#### [Work instructions]
Copy out each line of the listing that has the word "степени" in it.

** START OF The data **

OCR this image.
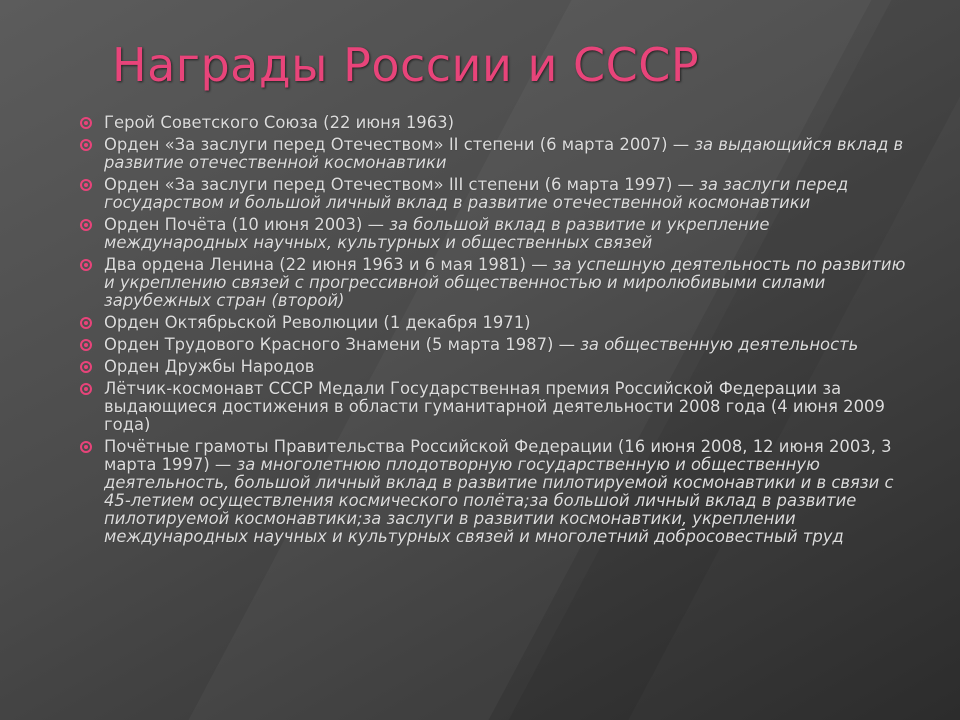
Награды России и СССР
Герой Советского Союза (22 июня 1963)
Орден «За заслуги перед Отечеством» II степени (6 марта 2007) — за выдающийся вклад в развитие отечественной космонавтики
Орден «За заслуги перед Отечеством» III степени (6 марта 1997) — за заслуги перед государством и большой личный вклад в развитие отечественной космонавтики
Орден Почёта (10 июня 2003) — за большой вклад в развитие и укрепление международных научных, культурных и общественных связей
Два ордена Ленина (22 июня 1963 и 6 мая 1981) — за успешную деятельность по развитию и укреплению связей с прогрессивной общественностью и миролюбивыми силами зарубежных стран (второй)
Орден Октябрьской Революции (1 декабря 1971)
Орден Трудового Красного Знамени (5 марта 1987) — за общественную деятельность
Орден Дружбы Народов
Лётчик-космонавт СССР Медали Государственная премия Российской Федерации за выдающиеся достижения в области гуманитарной деятельности 2008 года (4 июня 2009 года)
Почётные грамоты Правительства Российской Федерации (16 июня 2008, 12 июня 2003, 3 марта 1997) — за многолетнюю плодотворную государственную и общественную деятельность, большой личный вклад в развитие пилотируемой космонавтики и в связи с 45-летием осуществления космического полёта;за большой личный вклад в развитие пилотируемой космонавтики;за заслуги в развитии космонавтики, укреплении международных научных и культурных связей и многолетний добросовестный труд
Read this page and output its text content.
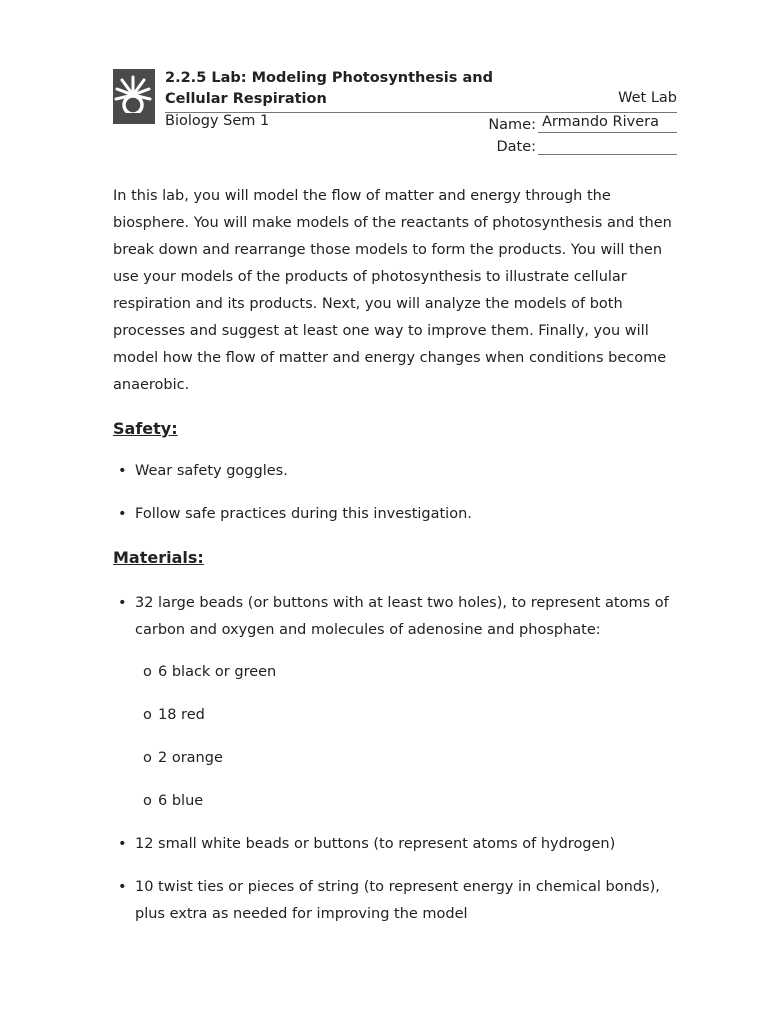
2.2.5 Lab: Modeling Photosynthesis and
Cellular Respiration	Wet Lab
Biology Sem 1	Name: Armando Rivera
Date:

In this lab, you will model the flow of matter and energy through the biosphere. You will make models of the reactants of photosynthesis and then break down and rearrange those models to form the products. You will then use your models of the products of photosynthesis to illustrate cellular respiration and its products. Next, you will analyze the models of both processes and suggest at least one way to improve them. Finally, you will model how the flow of matter and energy changes when conditions become anaerobic.

Safety:
• Wear safety goggles.
• Follow safe practices during this investigation.
Materials:
• 32 large beads (or buttons with at least two holes), to represent atoms of carbon and oxygen and molecules of adenosine and phosphate:
o 6 black or green
o 18 red
o 2 orange
o 6 blue
• 12 small white beads or buttons (to represent atoms of hydrogen)
• 10 twist ties or pieces of string (to represent energy in chemical bonds), plus extra as needed for improving the model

** END OF The data **

#### [Answer]
Орден «За заслуги перед Отечеством» II степени (6 марта 2007) — за выдающийся вклад в развитие отечественной космонавтики
Орден «За заслуги перед Отечеством» III степени (6 марта 1997) — за заслуги перед государством и большой личный вклад в развитие отечественной космонавтики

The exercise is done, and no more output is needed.